## Description of the task
Reproduce the data exactly.

[Stored entries]
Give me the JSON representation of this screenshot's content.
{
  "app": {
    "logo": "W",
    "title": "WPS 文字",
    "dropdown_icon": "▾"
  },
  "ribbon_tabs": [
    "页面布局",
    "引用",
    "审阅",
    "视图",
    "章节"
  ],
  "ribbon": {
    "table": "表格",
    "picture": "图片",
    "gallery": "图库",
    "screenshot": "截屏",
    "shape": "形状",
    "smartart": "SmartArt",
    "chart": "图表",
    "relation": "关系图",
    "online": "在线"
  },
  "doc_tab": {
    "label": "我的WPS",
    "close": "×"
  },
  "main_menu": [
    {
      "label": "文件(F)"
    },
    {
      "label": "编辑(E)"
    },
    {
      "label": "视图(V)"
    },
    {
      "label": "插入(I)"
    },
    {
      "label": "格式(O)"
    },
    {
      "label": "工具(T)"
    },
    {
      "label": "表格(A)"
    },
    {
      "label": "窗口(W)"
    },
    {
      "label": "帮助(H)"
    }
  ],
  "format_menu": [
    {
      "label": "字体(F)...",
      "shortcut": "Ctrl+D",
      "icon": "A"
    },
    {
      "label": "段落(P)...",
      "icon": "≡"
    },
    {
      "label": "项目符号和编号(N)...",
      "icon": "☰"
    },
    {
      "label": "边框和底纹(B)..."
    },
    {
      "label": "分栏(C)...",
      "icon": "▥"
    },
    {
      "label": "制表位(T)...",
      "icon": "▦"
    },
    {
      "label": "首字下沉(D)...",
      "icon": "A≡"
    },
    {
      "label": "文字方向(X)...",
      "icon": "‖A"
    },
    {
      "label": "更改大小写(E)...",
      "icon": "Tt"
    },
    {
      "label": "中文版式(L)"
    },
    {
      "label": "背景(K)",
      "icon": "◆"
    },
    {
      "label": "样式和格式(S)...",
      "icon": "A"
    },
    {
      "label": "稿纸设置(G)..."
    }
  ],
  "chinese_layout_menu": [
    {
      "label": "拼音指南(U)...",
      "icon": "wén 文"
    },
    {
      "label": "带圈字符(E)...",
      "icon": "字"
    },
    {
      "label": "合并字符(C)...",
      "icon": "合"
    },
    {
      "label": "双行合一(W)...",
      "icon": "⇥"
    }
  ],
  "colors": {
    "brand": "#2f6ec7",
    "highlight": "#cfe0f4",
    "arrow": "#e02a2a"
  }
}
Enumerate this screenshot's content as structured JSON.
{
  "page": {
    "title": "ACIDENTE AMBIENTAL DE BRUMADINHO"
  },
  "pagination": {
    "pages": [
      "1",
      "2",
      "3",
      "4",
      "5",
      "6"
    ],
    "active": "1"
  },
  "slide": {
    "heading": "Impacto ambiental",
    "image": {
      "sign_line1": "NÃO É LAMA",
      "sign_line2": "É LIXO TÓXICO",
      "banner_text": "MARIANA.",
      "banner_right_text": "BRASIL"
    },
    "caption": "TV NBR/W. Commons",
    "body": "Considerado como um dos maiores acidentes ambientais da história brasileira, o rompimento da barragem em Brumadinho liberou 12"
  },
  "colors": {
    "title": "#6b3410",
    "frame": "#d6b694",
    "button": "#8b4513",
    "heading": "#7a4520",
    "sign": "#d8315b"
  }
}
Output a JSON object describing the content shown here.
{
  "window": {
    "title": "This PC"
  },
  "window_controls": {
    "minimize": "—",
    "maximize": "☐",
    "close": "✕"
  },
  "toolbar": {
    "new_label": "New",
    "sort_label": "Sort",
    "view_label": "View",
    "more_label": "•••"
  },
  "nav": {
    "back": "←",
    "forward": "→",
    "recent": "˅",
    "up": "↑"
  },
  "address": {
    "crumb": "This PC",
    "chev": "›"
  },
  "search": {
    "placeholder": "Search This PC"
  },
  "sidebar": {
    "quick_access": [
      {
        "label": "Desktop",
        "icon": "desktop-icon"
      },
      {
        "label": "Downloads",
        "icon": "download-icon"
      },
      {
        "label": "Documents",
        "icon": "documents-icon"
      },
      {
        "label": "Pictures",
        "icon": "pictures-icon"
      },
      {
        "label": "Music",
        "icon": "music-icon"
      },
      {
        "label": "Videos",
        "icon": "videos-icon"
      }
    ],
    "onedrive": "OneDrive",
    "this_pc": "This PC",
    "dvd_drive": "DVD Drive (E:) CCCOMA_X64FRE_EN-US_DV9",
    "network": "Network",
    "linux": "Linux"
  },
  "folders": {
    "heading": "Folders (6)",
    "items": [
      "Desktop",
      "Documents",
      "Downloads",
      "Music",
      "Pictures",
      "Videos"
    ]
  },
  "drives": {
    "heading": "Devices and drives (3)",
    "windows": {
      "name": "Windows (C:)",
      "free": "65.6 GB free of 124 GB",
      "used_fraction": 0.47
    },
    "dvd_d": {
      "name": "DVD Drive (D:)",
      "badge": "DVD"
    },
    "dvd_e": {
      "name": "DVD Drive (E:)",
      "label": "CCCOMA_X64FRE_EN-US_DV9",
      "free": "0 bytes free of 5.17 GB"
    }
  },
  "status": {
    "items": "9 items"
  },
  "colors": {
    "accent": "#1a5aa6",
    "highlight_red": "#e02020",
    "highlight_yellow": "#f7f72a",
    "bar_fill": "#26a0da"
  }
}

## Written answer
Give me the JSON representation of this screenshot's content.
{
  "app": {
    "logo": "W",
    "title": "WPS 文字",
    "dropdown_icon": "▾"
  },
  "ribbon_tabs": [
    "页面布局",
    "引用",
    "审阅",
    "视图",
    "章节"
  ],
  "ribbon": {
    "table": "表格",
    "picture": "图片",
    "gallery": "图库",
    "screenshot": "截屏",
    "shape": "形状",
    "smartart": "SmartArt",
    "chart": "图表",
    "relation": "关系图",
    "online": "在线"
  },
  "doc_tab": {
    "label": "我的WPS",
    "close": "×"
  },
  "main_menu": [
    {
      "label": "文件(F)"
    },
    {
      "label": "编辑(E)"
    },
    {
      "label": "视图(V)"
    },
    {
      "label": "插入(I)"
    },
    {
      "label": "格式(O)"
    },
    {
      "label": "工具(T)"
    },
    {
      "label": "表格(A)"
    },
    {
      "label": "窗口(W)"
    },
    {
      "label": "帮助(H)"
    }
  ],
  "format_menu": [
    {
      "label": "字体(F)...",
      "shortcut": "Ctrl+D",
      "icon": "A"
    },
    {
      "label": "段落(P)...",
      "icon": "≡"
    },
    {
      "label": "项目符号和编号(N)...",
      "icon": "☰"
    },
    {
      "label": "边框和底纹(B)..."
    },
    {
      "label": "分栏(C)...",
      "icon": "▥"
    },
    {
      "label": "制表位(T)...",
      "icon": "▦"
    },
    {
      "label": "首字下沉(D)...",
      "icon": "A≡"
    },
    {
      "label": "文字方向(X)...",
      "icon": "‖A"
    },
    {
      "label": "更改大小写(E)...",
      "icon": "Tt"
    },
    {
      "label": "中文版式(L)"
    },
    {
      "label": "背景(K)",
      "icon": "◆"
    },
    {
      "label": "样式和格式(S)...",
      "icon": "A"
    },
    {
      "label": "稿纸设置(G)..."
    }
  ],
  "chinese_layout_menu": [
    {
      "label": "拼音指南(U)...",
      "icon": "wén 文"
    },
    {
      "label": "带圈字符(E)...",
      "icon": "字"
    },
    {
      "label": "合并字符(C)...",
      "icon": "合"
    },
    {
      "label": "双行合一(W)...",
      "icon": "⇥"
    }
  ],
  "colors": {
    "brand": "#2f6ec7",
    "highlight": "#cfe0f4",
    "arrow": "#e02a2a"
  }
}
Enumerate this screenshot's content as structured JSON.
{
  "page": {
    "title": "ACIDENTE AMBIENTAL DE BRUMADINHO"
  },
  "pagination": {
    "pages": [
      "1",
      "2",
      "3",
      "4",
      "5",
      "6"
    ],
    "active": "1"
  },
  "slide": {
    "heading": "Impacto ambiental",
    "image": {
      "sign_line1": "NÃO É LAMA",
      "sign_line2": "É LIXO TÓXICO",
      "banner_text": "MARIANA.",
      "banner_right_text": "BRASIL"
    },
    "caption": "TV NBR/W. Commons",
    "body": "Considerado como um dos maiores acidentes ambientais da história brasileira, o rompimento da barragem em Brumadinho liberou 12"
  },
  "colors": {
    "title": "#6b3410",
    "frame": "#d6b694",
    "button": "#8b4513",
    "heading": "#7a4520",
    "sign": "#d8315b"
  }
}
Output a JSON object describing the content shown here.
{
  "window": {
    "title": "This PC"
  },
  "window_controls": {
    "minimize": "—",
    "maximize": "☐",
    "close": "✕"
  },
  "toolbar": {
    "new_label": "New",
    "sort_label": "Sort",
    "view_label": "View",
    "more_label": "•••"
  },
  "nav": {
    "back": "←",
    "forward": "→",
    "recent": "˅",
    "up": "↑"
  },
  "address": {
    "crumb": "This PC",
    "chev": "›"
  },
  "search": {
    "placeholder": "Search This PC"
  },
  "sidebar": {
    "quick_access": [
      {
        "label": "Desktop",
        "icon": "desktop-icon"
      },
      {
        "label": "Downloads",
        "icon": "download-icon"
      },
      {
        "label": "Documents",
        "icon": "documents-icon"
      },
      {
        "label": "Pictures",
        "icon": "pictures-icon"
      },
      {
        "label": "Music",
        "icon": "music-icon"
      },
      {
        "label": "Videos",
        "icon": "videos-icon"
      }
    ],
    "onedrive": "OneDrive",
    "this_pc": "This PC",
    "dvd_drive": "DVD Drive (E:) CCCOMA_X64FRE_EN-US_DV9",
    "network": "Network",
    "linux": "Linux"
  },
  "folders": {
    "heading": "Folders (6)",
    "items": [
      "Desktop",
      "Documents",
      "Downloads",
      "Music",
      "Pictures",
      "Videos"
    ]
  },
  "drives": {
    "heading": "Devices and drives (3)",
    "windows": {
      "name": "Windows (C:)",
      "free": "65.6 GB free of 124 GB",
      "used_fraction": 0.47
    },
    "dvd_d": {
      "name": "DVD Drive (D:)",
      "badge": "DVD"
    },
    "dvd_e": {
      "name": "DVD Drive (E:)",
      "label": "CCCOMA_X64FRE_EN-US_DV9",
      "free": "0 bytes free of 5.17 GB"
    }
  },
  "status": {
    "items": "9 items"
  },
  "colors": {
    "accent": "#1a5aa6",
    "highlight_red": "#e02020",
    "highlight_yellow": "#f7f72a",
    "bar_fill": "#26a0da"
  }
}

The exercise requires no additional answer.